WORK REQUIRED.
Collect the lines of the entries where "Dist" shows up.

Data records:
___
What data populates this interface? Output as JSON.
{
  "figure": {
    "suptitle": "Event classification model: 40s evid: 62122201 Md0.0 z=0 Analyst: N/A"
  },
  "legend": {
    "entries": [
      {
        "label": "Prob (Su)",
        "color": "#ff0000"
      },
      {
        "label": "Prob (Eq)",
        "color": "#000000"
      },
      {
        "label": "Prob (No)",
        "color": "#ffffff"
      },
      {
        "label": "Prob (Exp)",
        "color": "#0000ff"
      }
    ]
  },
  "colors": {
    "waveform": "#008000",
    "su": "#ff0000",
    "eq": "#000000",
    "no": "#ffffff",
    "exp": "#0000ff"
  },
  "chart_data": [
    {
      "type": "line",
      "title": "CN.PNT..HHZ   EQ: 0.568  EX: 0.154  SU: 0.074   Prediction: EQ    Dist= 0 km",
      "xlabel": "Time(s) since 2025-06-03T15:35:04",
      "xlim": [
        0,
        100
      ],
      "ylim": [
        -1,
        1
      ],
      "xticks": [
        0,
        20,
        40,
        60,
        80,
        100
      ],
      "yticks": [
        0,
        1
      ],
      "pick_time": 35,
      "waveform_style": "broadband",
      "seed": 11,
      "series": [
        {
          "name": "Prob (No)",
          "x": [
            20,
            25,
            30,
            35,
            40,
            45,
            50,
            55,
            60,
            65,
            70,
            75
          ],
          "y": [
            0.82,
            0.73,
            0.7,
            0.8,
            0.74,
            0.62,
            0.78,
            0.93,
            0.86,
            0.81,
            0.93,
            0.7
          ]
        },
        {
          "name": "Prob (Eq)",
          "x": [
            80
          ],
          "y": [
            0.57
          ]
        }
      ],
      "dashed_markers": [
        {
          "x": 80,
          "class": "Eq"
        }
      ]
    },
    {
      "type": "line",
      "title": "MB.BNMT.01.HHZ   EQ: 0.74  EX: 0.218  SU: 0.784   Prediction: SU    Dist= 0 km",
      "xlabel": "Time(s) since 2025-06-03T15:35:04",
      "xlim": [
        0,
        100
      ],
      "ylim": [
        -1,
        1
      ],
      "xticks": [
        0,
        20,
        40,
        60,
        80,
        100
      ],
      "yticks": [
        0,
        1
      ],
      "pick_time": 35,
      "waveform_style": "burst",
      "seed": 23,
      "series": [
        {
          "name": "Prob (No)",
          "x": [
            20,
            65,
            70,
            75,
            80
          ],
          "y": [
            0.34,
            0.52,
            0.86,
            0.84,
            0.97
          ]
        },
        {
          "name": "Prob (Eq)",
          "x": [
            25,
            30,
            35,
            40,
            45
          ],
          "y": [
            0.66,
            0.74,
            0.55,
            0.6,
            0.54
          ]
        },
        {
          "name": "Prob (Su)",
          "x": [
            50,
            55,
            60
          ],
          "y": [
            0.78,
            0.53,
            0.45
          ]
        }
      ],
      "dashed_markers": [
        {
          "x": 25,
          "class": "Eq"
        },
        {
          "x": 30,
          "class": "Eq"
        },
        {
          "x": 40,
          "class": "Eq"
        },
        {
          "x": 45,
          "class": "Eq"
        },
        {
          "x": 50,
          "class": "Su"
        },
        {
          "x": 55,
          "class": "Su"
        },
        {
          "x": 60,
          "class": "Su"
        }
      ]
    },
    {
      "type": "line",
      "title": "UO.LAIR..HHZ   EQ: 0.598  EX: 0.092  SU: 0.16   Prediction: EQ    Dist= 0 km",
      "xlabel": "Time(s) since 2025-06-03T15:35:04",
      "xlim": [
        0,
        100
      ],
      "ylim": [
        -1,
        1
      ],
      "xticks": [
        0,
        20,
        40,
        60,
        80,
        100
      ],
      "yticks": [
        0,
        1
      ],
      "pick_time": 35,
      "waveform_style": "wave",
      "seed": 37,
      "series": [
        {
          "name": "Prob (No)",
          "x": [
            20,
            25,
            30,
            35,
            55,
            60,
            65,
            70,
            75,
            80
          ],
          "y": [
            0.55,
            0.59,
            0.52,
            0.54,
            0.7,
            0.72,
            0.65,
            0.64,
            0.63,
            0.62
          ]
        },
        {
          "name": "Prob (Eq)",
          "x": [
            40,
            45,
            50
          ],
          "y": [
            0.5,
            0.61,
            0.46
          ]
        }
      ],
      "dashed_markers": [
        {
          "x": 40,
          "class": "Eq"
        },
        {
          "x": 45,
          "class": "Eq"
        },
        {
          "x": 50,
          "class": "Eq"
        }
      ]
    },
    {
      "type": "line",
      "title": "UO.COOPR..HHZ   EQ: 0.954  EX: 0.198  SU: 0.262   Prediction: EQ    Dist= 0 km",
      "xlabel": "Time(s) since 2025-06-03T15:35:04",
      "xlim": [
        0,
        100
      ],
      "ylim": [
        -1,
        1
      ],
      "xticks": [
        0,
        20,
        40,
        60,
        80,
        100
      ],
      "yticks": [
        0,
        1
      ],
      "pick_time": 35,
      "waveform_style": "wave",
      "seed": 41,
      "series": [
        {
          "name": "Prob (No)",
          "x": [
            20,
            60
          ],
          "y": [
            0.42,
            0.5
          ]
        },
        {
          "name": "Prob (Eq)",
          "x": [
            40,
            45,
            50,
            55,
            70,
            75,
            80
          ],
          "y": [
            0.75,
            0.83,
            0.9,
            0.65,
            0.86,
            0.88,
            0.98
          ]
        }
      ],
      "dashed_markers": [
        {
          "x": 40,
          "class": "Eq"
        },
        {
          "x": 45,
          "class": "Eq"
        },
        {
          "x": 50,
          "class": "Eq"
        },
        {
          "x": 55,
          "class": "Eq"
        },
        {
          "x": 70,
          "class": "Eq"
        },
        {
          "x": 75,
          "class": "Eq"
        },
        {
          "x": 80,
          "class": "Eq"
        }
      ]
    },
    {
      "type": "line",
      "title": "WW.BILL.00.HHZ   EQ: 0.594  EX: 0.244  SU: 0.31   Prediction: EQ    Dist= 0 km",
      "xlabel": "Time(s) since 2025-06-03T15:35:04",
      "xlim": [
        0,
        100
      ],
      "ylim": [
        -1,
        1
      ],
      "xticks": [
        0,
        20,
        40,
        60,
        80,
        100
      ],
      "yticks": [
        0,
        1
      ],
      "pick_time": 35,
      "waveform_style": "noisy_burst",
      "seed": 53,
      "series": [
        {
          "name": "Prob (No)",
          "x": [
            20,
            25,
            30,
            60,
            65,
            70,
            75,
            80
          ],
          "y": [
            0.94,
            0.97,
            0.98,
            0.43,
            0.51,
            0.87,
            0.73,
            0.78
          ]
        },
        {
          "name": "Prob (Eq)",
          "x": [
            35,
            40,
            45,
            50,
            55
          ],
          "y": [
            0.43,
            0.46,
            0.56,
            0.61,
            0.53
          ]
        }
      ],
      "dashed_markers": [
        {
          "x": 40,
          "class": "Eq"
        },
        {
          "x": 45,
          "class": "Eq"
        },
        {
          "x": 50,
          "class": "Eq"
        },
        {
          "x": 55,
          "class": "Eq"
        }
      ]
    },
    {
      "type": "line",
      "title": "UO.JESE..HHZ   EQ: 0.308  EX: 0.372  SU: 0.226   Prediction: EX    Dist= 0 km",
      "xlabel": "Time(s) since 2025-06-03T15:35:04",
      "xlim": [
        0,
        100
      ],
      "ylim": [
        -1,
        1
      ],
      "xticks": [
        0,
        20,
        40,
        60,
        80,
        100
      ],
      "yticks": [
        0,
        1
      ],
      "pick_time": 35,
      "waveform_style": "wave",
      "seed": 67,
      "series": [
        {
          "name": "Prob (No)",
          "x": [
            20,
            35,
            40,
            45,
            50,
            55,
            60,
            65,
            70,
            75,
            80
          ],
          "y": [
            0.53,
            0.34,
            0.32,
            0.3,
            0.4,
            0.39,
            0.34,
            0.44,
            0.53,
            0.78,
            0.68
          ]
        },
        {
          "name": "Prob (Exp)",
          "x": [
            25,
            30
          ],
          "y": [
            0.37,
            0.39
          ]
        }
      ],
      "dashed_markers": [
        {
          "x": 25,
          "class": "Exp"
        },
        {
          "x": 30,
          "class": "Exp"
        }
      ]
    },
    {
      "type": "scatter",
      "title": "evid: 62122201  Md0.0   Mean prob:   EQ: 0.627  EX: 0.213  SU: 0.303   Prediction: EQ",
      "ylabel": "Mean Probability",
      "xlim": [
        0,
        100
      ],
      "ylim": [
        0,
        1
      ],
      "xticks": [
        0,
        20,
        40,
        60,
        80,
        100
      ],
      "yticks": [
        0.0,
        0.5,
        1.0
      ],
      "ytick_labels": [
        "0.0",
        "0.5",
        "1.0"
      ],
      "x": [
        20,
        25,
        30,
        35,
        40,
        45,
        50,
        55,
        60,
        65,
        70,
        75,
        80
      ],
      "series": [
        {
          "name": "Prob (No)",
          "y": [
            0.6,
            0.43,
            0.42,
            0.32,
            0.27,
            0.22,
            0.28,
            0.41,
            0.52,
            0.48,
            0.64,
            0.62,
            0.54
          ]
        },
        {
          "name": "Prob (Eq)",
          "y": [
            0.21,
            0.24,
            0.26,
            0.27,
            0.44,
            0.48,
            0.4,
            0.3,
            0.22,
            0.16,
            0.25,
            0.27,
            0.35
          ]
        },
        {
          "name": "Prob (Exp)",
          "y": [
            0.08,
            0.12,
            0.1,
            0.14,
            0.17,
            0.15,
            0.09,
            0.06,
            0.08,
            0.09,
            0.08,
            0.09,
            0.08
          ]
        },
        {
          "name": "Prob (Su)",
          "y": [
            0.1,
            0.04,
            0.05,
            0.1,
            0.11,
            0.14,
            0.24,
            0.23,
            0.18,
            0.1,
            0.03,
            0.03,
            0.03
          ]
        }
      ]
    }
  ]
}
___
TASK SOLUTION.
      "title": "CN.PNT..HHZ   EQ: 0.568  EX: 0.154  SU: 0.074   Prediction: EQ    Dist= 0 km",
      "title": "MB.BNMT.01.HHZ   EQ: 0.74  EX: 0.218  SU: 0.784   Prediction: SU    Dist= 0 km",
      "title": "UO.LAIR..HHZ   EQ: 0.598  EX: 0.092  SU: 0.16   Prediction: EQ    Dist= 0 km",
      "title": "UO.COOPR..HHZ   EQ: 0.954  EX: 0.198  SU: 0.262   Prediction: EQ    Dist= 0 km",
      "title": "WW.BILL.00.HHZ   EQ: 0.594  EX: 0.244  SU: 0.31   Prediction: EQ    Dist= 0 km",
      "title": "UO.JESE..HHZ   EQ: 0.308  EX: 0.372  SU: 0.226   Prediction: EX    Dist= 0 km",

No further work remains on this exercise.